▶ **Records for this exercise**:

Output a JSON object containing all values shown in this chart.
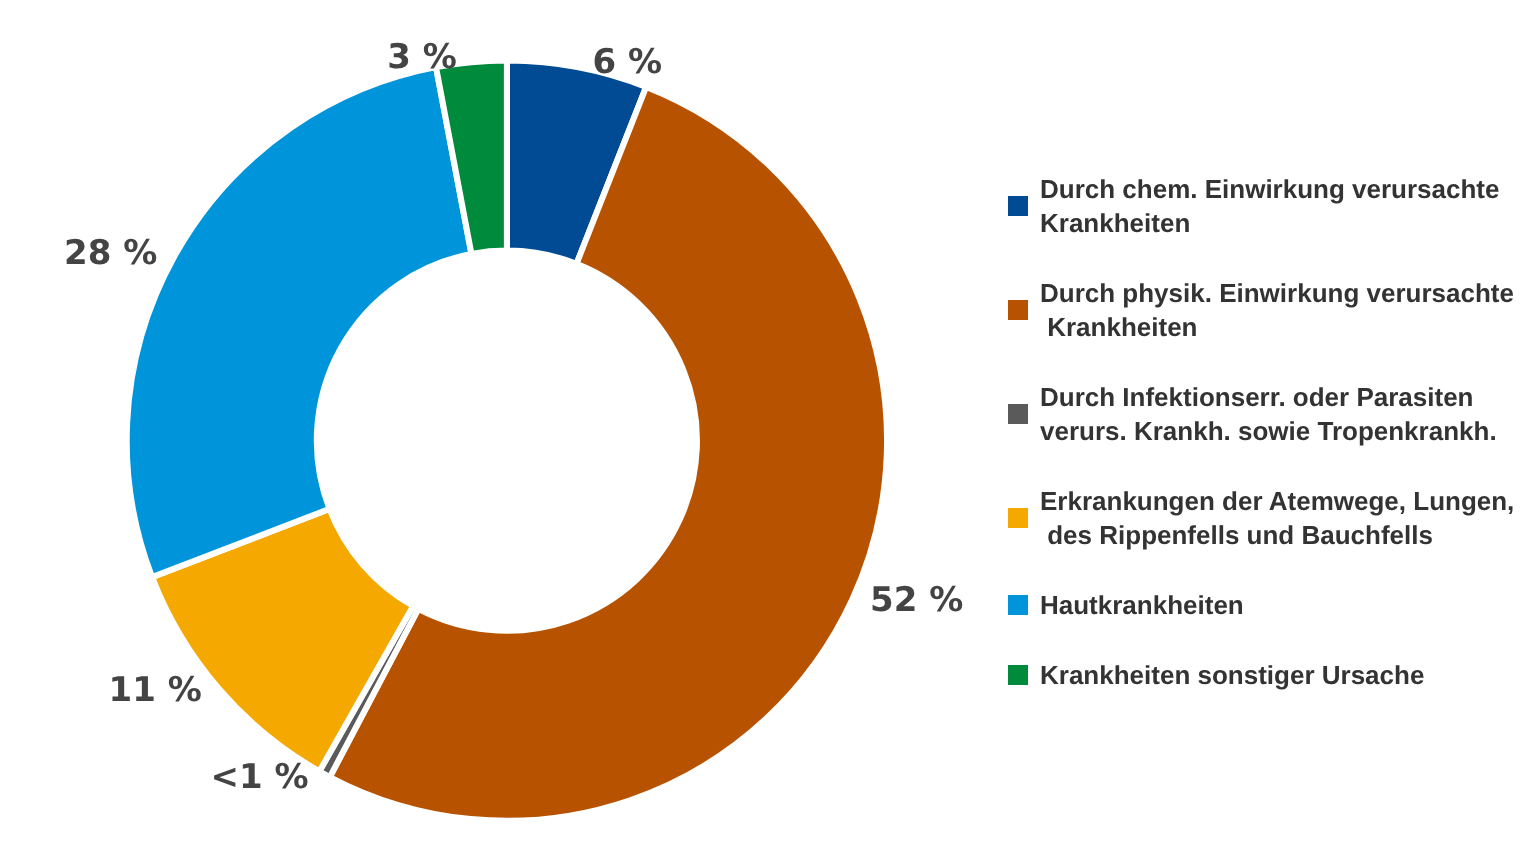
{
  "chart_data": {
    "type": "donut",
    "categories": [
      "Durch chem. Einwirkung verursachte Krankheiten",
      "Durch physik. Einwirkung verursachte Krankheiten",
      "Durch Infektionserr. oder Parasiten verurs. Krankh. sowie Tropenkrankh.",
      "Erkrankungen der Atemwege, Lungen, des Rippenfells und Bauchfells",
      "Hautkrankheiten",
      "Krankheiten sonstiger Ursache"
    ],
    "values": [
      6,
      52,
      0.5,
      11,
      28,
      3
    ],
    "colors": [
      "#004b93",
      "#b75300",
      "#5a5a5a",
      "#f5a800",
      "#0095db",
      "#008a3c"
    ],
    "value_labels": [
      "6 %",
      "52 %",
      "<1 %",
      "11 %",
      "28 %",
      "3 %"
    ],
    "legend": "right"
  }
}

▶ **Task prompt**: In your copy, leave out the pictures and reproduce the material above exactly.

▶ **Answer in full**:
Output a JSON object containing all values shown in this chart.
{
  "chart_data": {
    "type": "donut",
    "categories": [
      "Durch chem. Einwirkung verursachte Krankheiten",
      "Durch physik. Einwirkung verursachte Krankheiten",
      "Durch Infektionserr. oder Parasiten verurs. Krankh. sowie Tropenkrankh.",
      "Erkrankungen der Atemwege, Lungen, des Rippenfells und Bauchfells",
      "Hautkrankheiten",
      "Krankheiten sonstiger Ursache"
    ],
    "values": [
      6,
      52,
      0.5,
      11,
      28,
      3
    ],
    "colors": [
      "#004b93",
      "#b75300",
      "#5a5a5a",
      "#f5a800",
      "#0095db",
      "#008a3c"
    ],
    "value_labels": [
      "6 %",
      "52 %",
      "<1 %",
      "11 %",
      "28 %",
      "3 %"
    ],
    "legend": "right"
  }
}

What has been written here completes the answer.